### Text segment
— START —

Re: marked section in new HTML DTDs

Terry Allen (terry@ora.com)
Sun, 25 Sep 94 20:17:26 EDT

| The idea is that there are three branches: you can validate that your
| document is standard html, or by setting HTML.Deprecated to "IGNORE,"
| you can validate that your document uses no deprecated idioms, or by
| setting HTML.Recommended to "INCLUDE" you can validate that your
| document uses only recommended idioms.
| I have had comments from at least two HTML editor implementors that
| said they liked having the HTML.Recommended distinction. I think
| it's useful.

Okay so far; if we were to stay with this model, there should be a
comment in the DTD about the effect
of toggling. Implementors are liable to be tripped up by the
reverse order of priority that SGML assigns to redefinitions, and
they need to be told which toggles they should keep their hands off.
It would also be possible to wrap up all the toggles as I did in
3in1.dtd.

| > (It also defines an %html; parameter entity that is unused
| > elsewhere but whose value, "-//IETF//DTD HTML//EN//2.0",
| > matches the value of %HTML.Version in html.dtd. It appears
| > that this is supposed to invoke the html.dtd, but the FPIs
| > need synchronization.
| They seem to be perfectly in sync to me:
| connolly@austin2 ../html-spec[505] grep -n 'DTD HTML//' html-1.dtd html.dtd
| html-1.dtd:29:<!ENTITY % html PUBLIC "-//IETF//DTD HTML//EN//2.0">

But that should refer to an FPI, and the FPI of the target (html.dtd)
is indicated in the usage note to be (l. 18):
<!DOCTYPE HTML PUBLIC "-//IETF//DTD HTML//EN">
whereas, as you note, the version in html.dtd is:
| html.dtd:14: "-//IETF//DTD HTML//EN//2.0"
those two lines need synching.

| > - HTML.Highlighting is set to INCLUDE, but is not toggled anywhere
| > else.

— END —

### Short task 1
Please express the rows below, from the line with "heatmap-cell: [345, 908, 372, 915]" to the line with "heatmap-cell: [773, 719, 800, 725]", both included, as a JSON list of strings with one string per line and no blank lines.
The message above and the rows that come next have nothing to do with each other.

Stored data
— START —

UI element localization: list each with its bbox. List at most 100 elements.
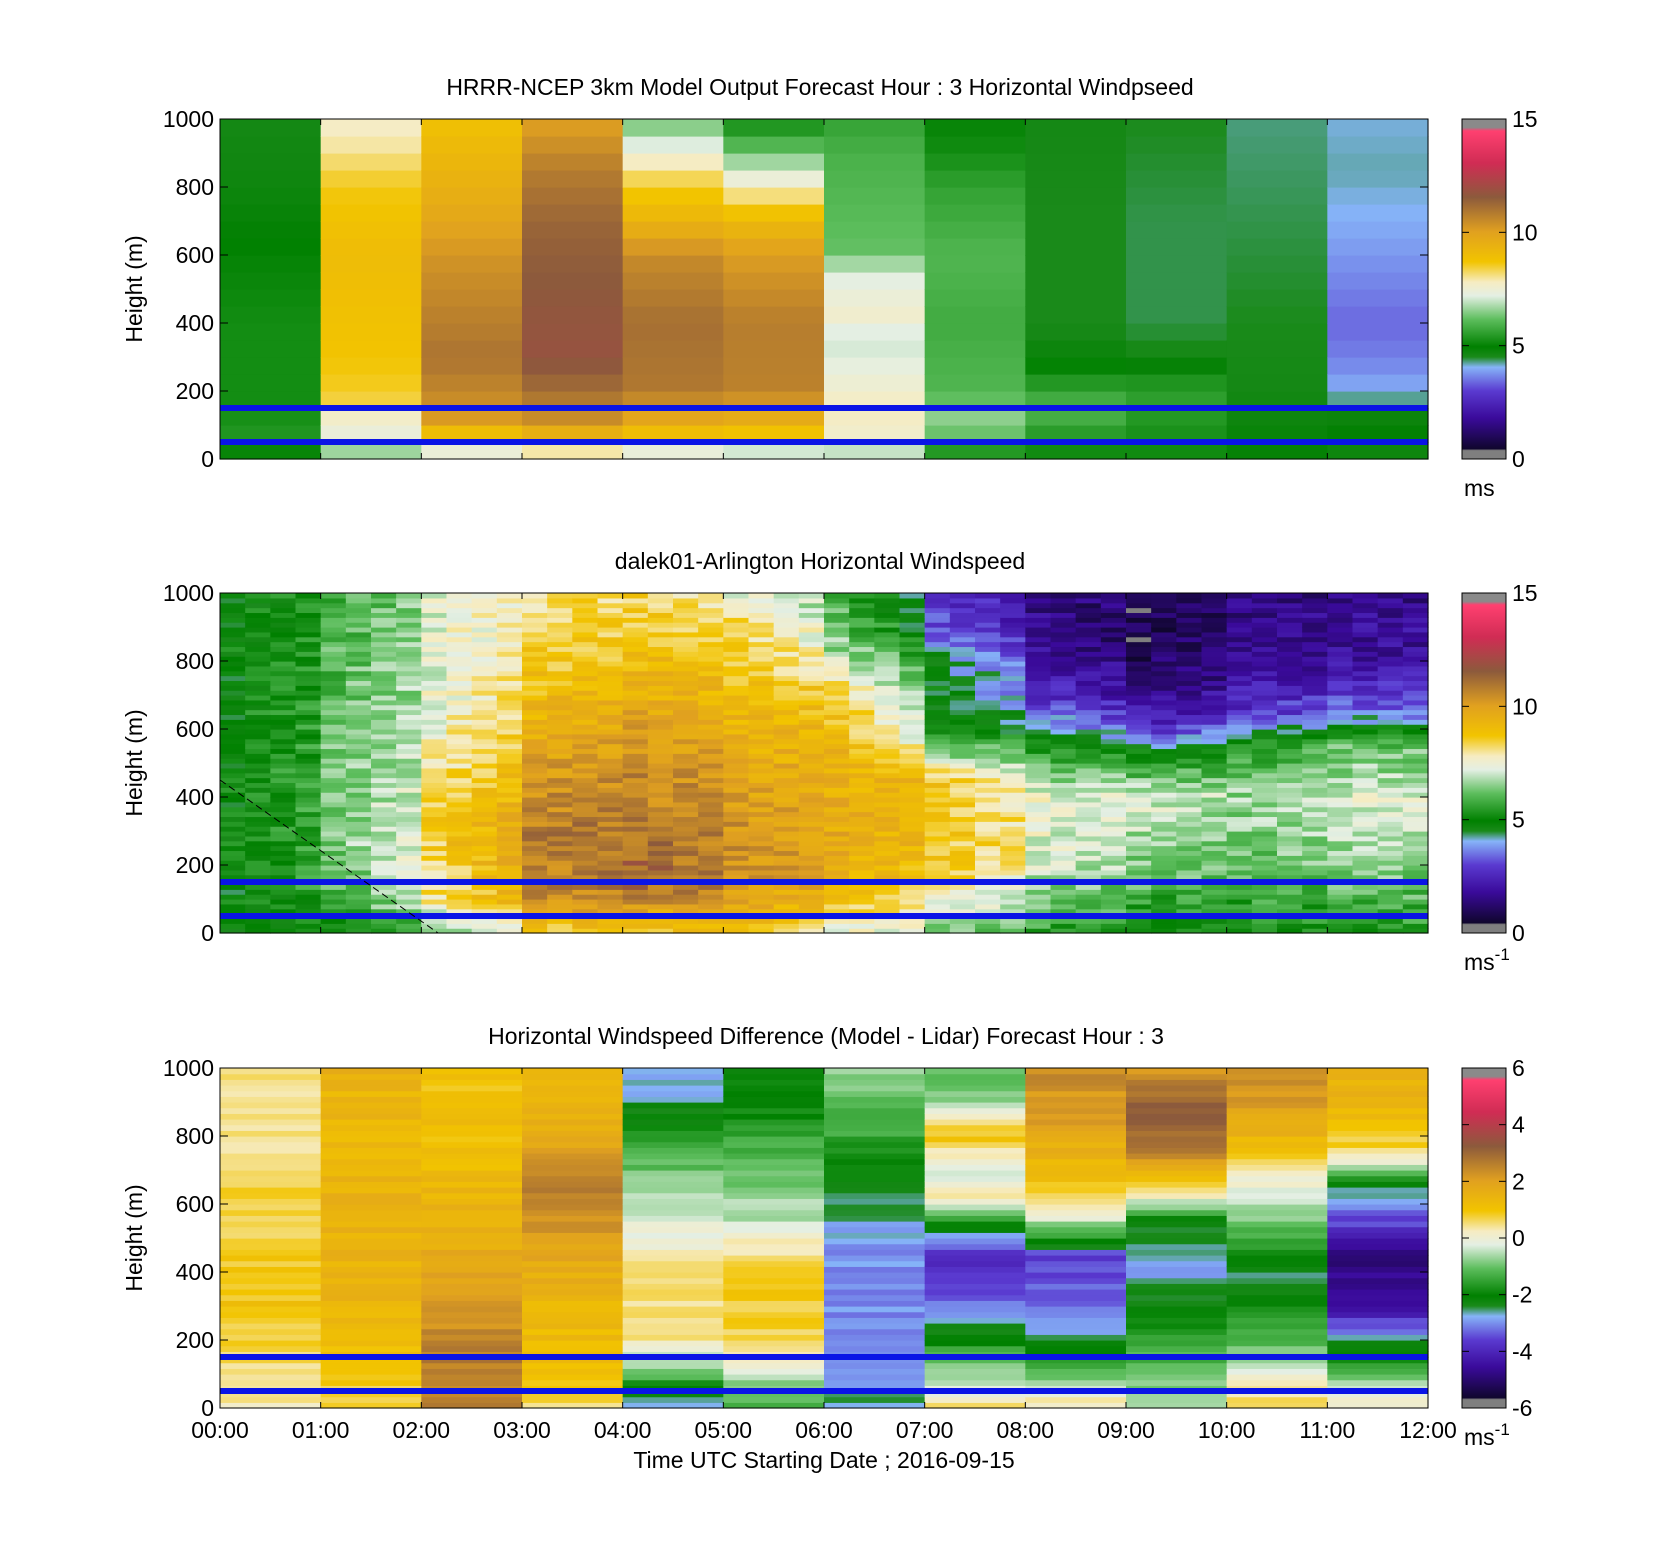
heatmap-cell: [345, 908, 372, 915]
heatmap-cell: [1126, 1085, 1228, 1092]
heatmap-cell: [1075, 908, 1102, 915]
heatmap-cell: [295, 772, 322, 779]
heatmap-cell: [1126, 1243, 1228, 1250]
heatmap-cell: [320, 729, 347, 735]
heatmap-cell: [924, 1141, 1026, 1148]
heatmap-cell: [1126, 1294, 1228, 1301]
heatmap-cell: [396, 724, 422, 730]
heatmap-cell: [371, 758, 397, 764]
heatmap-cell: [220, 1311, 322, 1318]
heatmap-cell: [1100, 641, 1127, 648]
heatmap-cell: [1226, 908, 1253, 915]
heatmap-cell: [773, 719, 800, 725]
heatmap-cell: [924, 656, 951, 662]
heatmap-cell: [698, 627, 724, 633]
heatmap-cell: [723, 1209, 825, 1216]
heatmap-cell: [698, 743, 724, 750]
heatmap-cell: [496, 767, 523, 774]
heatmap-cell: [622, 763, 649, 769]
heatmap-cell: [1025, 1249, 1127, 1256]
heatmap-cell: [924, 869, 951, 876]
heatmap-cell: [949, 840, 976, 847]
heatmap-cell: [773, 923, 800, 929]
heatmap-cell: [295, 899, 322, 905]
heatmap-cell: [320, 1317, 422, 1324]
heatmap-cell: [849, 826, 875, 832]
heatmap-cell: [295, 636, 322, 643]
heatmap-cell: [1050, 670, 1077, 677]
heatmap-cell: [446, 928, 473, 934]
heatmap-cell: [421, 826, 448, 832]
heatmap-cell: [547, 801, 573, 808]
heatmap-cell: [975, 903, 1001, 910]
heatmap-cell: [220, 806, 246, 813]
heatmap-cell: [773, 607, 800, 614]
heatmap-cell: [522, 255, 624, 273]
heatmap-cell: [1025, 153, 1127, 171]
heatmap-cell: [622, 646, 649, 652]
heatmap-cell: [1176, 593, 1203, 599]
heatmap-cell: [824, 1283, 926, 1290]
heatmap-cell: [824, 187, 926, 205]
heatmap-cell: [547, 787, 573, 793]
heatmap-cell: [421, 1141, 523, 1148]
heatmap-cell: [1050, 884, 1077, 890]
heatmap-cell: [1302, 840, 1328, 847]
heatmap-cell: [773, 656, 800, 662]
heatmap-cell: [924, 1068, 1026, 1075]
heatmap-cell: [824, 204, 926, 222]
heatmap-cell: [874, 758, 901, 764]
panel-model: HRRR-NCEP 3km Model Output Forecast Hour…: [121, 74, 1538, 501]
heatmap-cell: [522, 680, 548, 686]
heatmap-cell: [824, 255, 926, 273]
heatmap-cell: [547, 923, 573, 929]
heatmap-cell: [1277, 607, 1303, 614]
heatmap-cell: [924, 1289, 1026, 1296]
heatmap-cell: [622, 699, 649, 706]
heatmap-cell: [572, 733, 599, 740]
heatmap-cell: [698, 923, 724, 929]
heatmap-cell: [949, 884, 976, 890]
heatmap-cell: [1151, 627, 1177, 633]
colorbar-tick-label: -6: [1512, 1395, 1532, 1421]
heatmap-cell: [220, 1294, 322, 1301]
heatmap-cell: [622, 792, 649, 798]
heatmap-cell: [1302, 763, 1328, 769]
heatmap-cell: [899, 801, 926, 808]
heatmap-cell: [1277, 646, 1303, 652]
heatmap-cell: [949, 661, 976, 667]
y-tick-label: 800: [176, 648, 214, 674]
heatmap-cell: [824, 391, 926, 409]
y-axis-label: Height (m): [121, 1184, 147, 1291]
heatmap-cell: [345, 738, 372, 745]
heatmap-cell: [522, 1147, 624, 1154]
heatmap-cell: [1327, 719, 1354, 725]
heatmap-cell: [220, 1396, 322, 1403]
heatmap-cell: [522, 908, 548, 915]
heatmap-cell: [522, 1221, 624, 1228]
heatmap-cell: [924, 806, 951, 813]
heatmap-cell: [1176, 748, 1203, 754]
heatmap-cell: [622, 1317, 724, 1324]
heatmap-cell: [1151, 787, 1177, 793]
heatmap-cell: [1126, 1119, 1228, 1126]
heatmap-cell: [1226, 680, 1253, 686]
heatmap-cell: [421, 690, 448, 696]
heatmap-cell: [1075, 733, 1102, 740]
heatmap-cell: [1126, 797, 1152, 803]
heatmap-cell: [798, 733, 825, 740]
heatmap-cell: [446, 675, 473, 682]
heatmap-cell: [597, 928, 624, 934]
heatmap-cell: [496, 835, 523, 842]
heatmap-cell: [522, 1141, 624, 1148]
heatmap-cell: [1352, 889, 1379, 895]
heatmap-cell: [572, 772, 599, 779]
heatmap-cell: [698, 777, 724, 784]
heatmap-cell: [673, 670, 699, 677]
heatmap-cell: [698, 903, 724, 910]
heatmap-cell: [1075, 806, 1102, 813]
heatmap-cell: [899, 763, 926, 769]
heatmap-cell: [1226, 238, 1328, 256]
heatmap-cell: [270, 641, 297, 648]
heatmap-cell: [798, 903, 825, 910]
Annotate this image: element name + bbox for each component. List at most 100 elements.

— END —

### Short task 2
Extract the entire message about marked sections in new HTML DTDs, reproducing it word for word.

### Complete response 1
[
  "heatmap-cell: [345, 908, 372, 915]",
  "heatmap-cell: [1126, 1085, 1228, 1092]",
  "heatmap-cell: [1075, 908, 1102, 915]",
  "heatmap-cell: [295, 772, 322, 779]",
  "heatmap-cell: [1126, 1243, 1228, 1250]",
  "heatmap-cell: [320, 729, 347, 735]",
  "heatmap-cell: [924, 1141, 1026, 1148]",
  "heatmap-cell: [1126, 1294, 1228, 1301]",
  "heatmap-cell: [396, 724, 422, 730]",
  "heatmap-cell: [371, 758, 397, 764]",
  "heatmap-cell: [220, 1311, 322, 1318]",
  "heatmap-cell: [1100, 641, 1127, 648]",
  "heatmap-cell: [1226, 908, 1253, 915]",
  "heatmap-cell: [773, 719, 800, 725]"
]

### Complete response 2
Re: marked section in new HTML DTDs

Terry Allen (terry@ora.com)
Sun, 25 Sep 94 20:17:26 EDT

| The idea is that there are three branches: you can validate that your
| document is standard html, or by setting HTML.Deprecated to "IGNORE,"
| you can validate that your document uses no deprecated idioms, or by
| setting HTML.Recommended to "INCLUDE" you can validate that your
| document uses only recommended idioms.
| I have had comments from at least two HTML editor implementors that
| said they liked having the HTML.Recommended distinction. I think
| it's useful.

Okay so far; if we were to stay with this model, there should be a
comment in the DTD about the effect
of toggling. Implementors are liable to be tripped up by the
reverse order of priority that SGML assigns to redefinitions, and
they need to be told which toggles they should keep their hands off.
It would also be possible to wrap up all the toggles as I did in
3in1.dtd.

| > (It also defines an %html; parameter entity that is unused
| > elsewhere but whose value, "-//IETF//DTD HTML//EN//2.0",
| > matches the value of %HTML.Version in html.dtd. It appears
| > that this is supposed to invoke the html.dtd, but the FPIs
| > need synchronization.
| They seem to be perfectly in sync to me:
| connolly@austin2 ../html-spec[505] grep -n 'DTD HTML//' html-1.dtd html.dtd
| html-1.dtd:29:<!ENTITY % html PUBLIC "-//IETF//DTD HTML//EN//2.0">

But that should refer to an FPI, and the FPI of the target (html.dtd)
is indicated in the usage note to be (l. 18):
<!DOCTYPE HTML PUBLIC "-//IETF//DTD HTML//EN">
whereas, as you note, the version in html.dtd is:
| html.dtd:14: "-//IETF//DTD HTML//EN//2.0"
those two lines need synching.

| > - HTML.Highlighting is set to INCLUDE, but is not toggled anywhere
| > else.